- _GIVEN REQUEST_: Collect from the data below each line with "histoire".

>> Begin

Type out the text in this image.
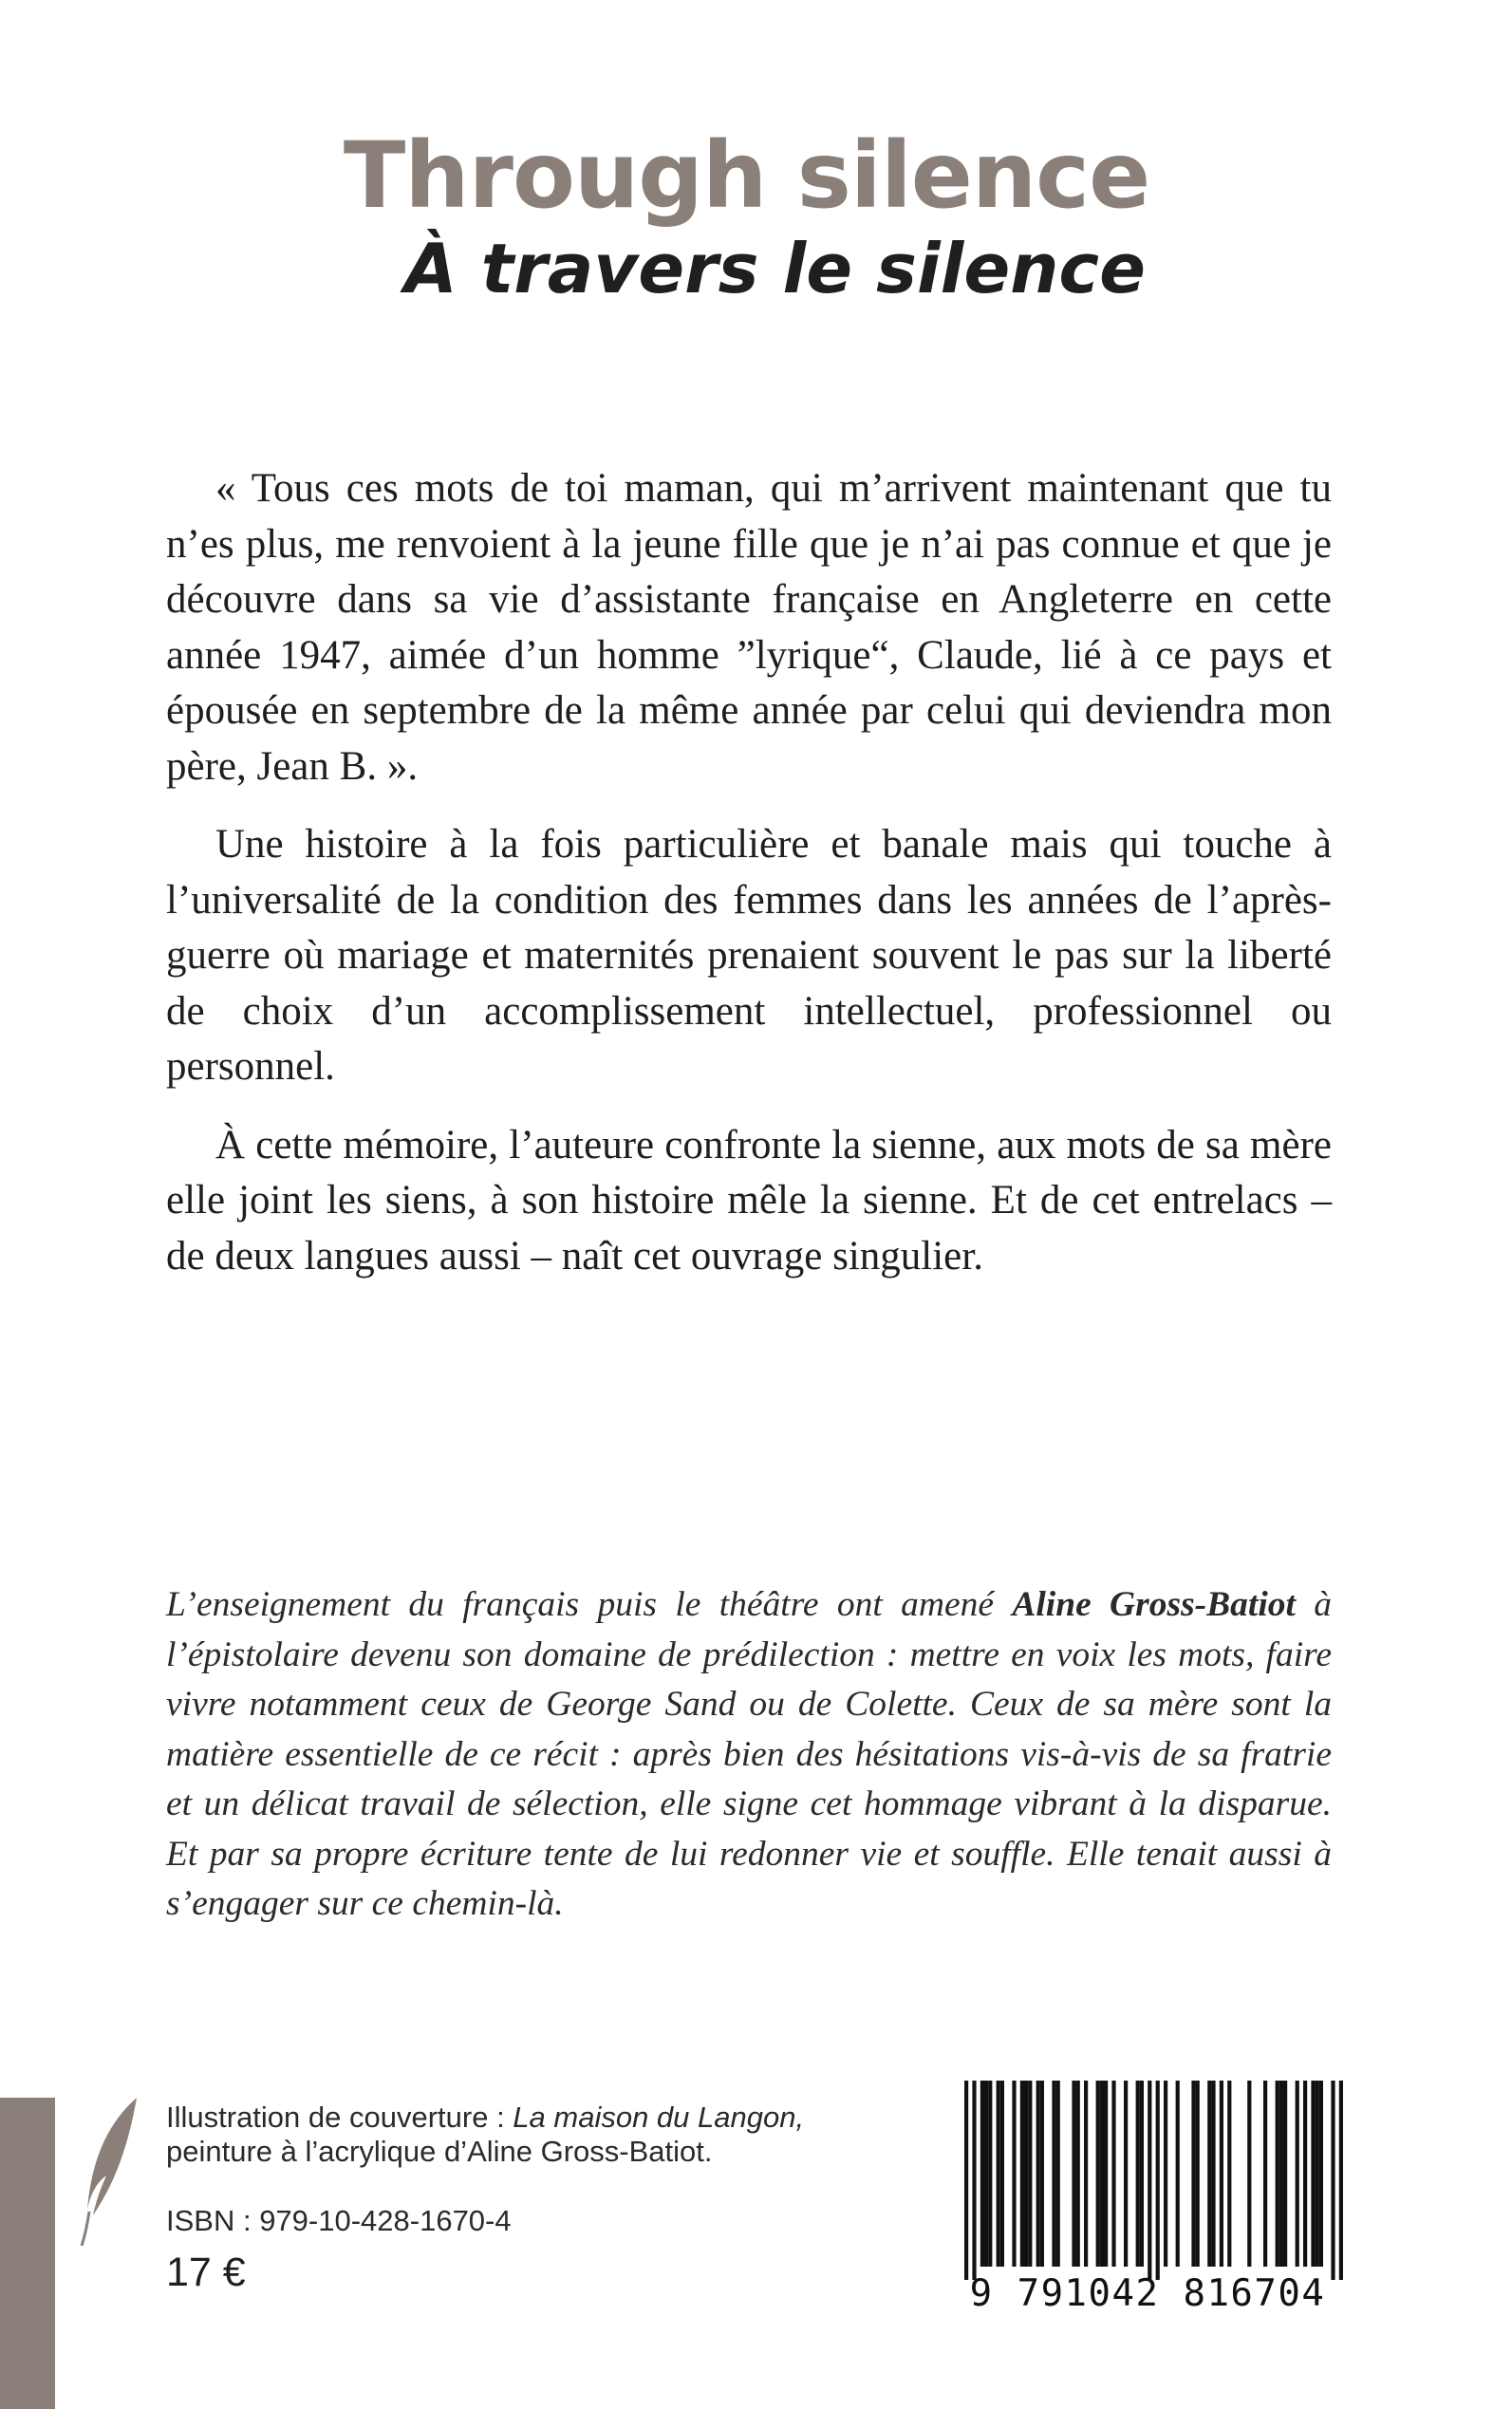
Through silence
À travers le silence

« Tous ces mots de toi maman, qui m’arrivent maintenant que tu n’es plus, me renvoient à la jeune fille que je n’ai pas connue et que je découvre dans sa vie d’assistante française en Angleterre en cette année 1947, aimée d’un homme ”lyrique“, Claude, lié à ce pays et épousée en septembre de la même année par celui qui deviendra mon père, Jean B. ».

Une histoire à la fois particulière et banale mais qui touche à l’universalité de la condition des femmes dans les années de l’après-guerre où mariage et maternités prenaient souvent le pas sur la liberté de choix d’un accomplissement intellectuel, professionnel ou personnel.

À cette mémoire, l’auteure confronte la sienne, aux mots de sa mère elle joint les siens, à son histoire mêle la sienne. Et de cet entrelacs – de deux langues aussi – naît cet ouvrage singulier.

L’enseignement du français puis le théâtre ont amené Aline Gross-Batiot à l’épistolaire devenu son domaine de prédilection : mettre en voix les mots, faire vivre notamment ceux de George Sand ou de Colette. Ceux de sa mère sont la matière essentielle de ce récit : après bien des hésitations vis-à-vis de sa fratrie et un délicat travail de sélection, elle signe cet hommage vibrant à la disparue. Et par sa propre écriture tente de lui redonner vie et souffle. Elle tenait aussi à s’engager sur ce chemin-là.

Illustration de couverture : La maison du Langon,
peinture à l’acrylique d’Aline Gross-Batiot.
ISBN : 979-10-428-1670-4
17 €	9 791042 816704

>> End

- _OUTPUT OF THE EXERCISE_:
Une histoire à la fois particulière et banale mais qui touche à l’universalité de la condition des femmes dans les années de l’après-guerre où mariage et maternités prenaient souvent le pas sur la liberté de choix d’un accomplissement intellectuel, professionnel ou personnel.
À cette mémoire, l’auteure confronte la sienne, aux mots de sa mère elle joint les siens, à son histoire mêle la sienne. Et de cet entrelacs – de deux langues aussi – naît cet ouvrage singulier.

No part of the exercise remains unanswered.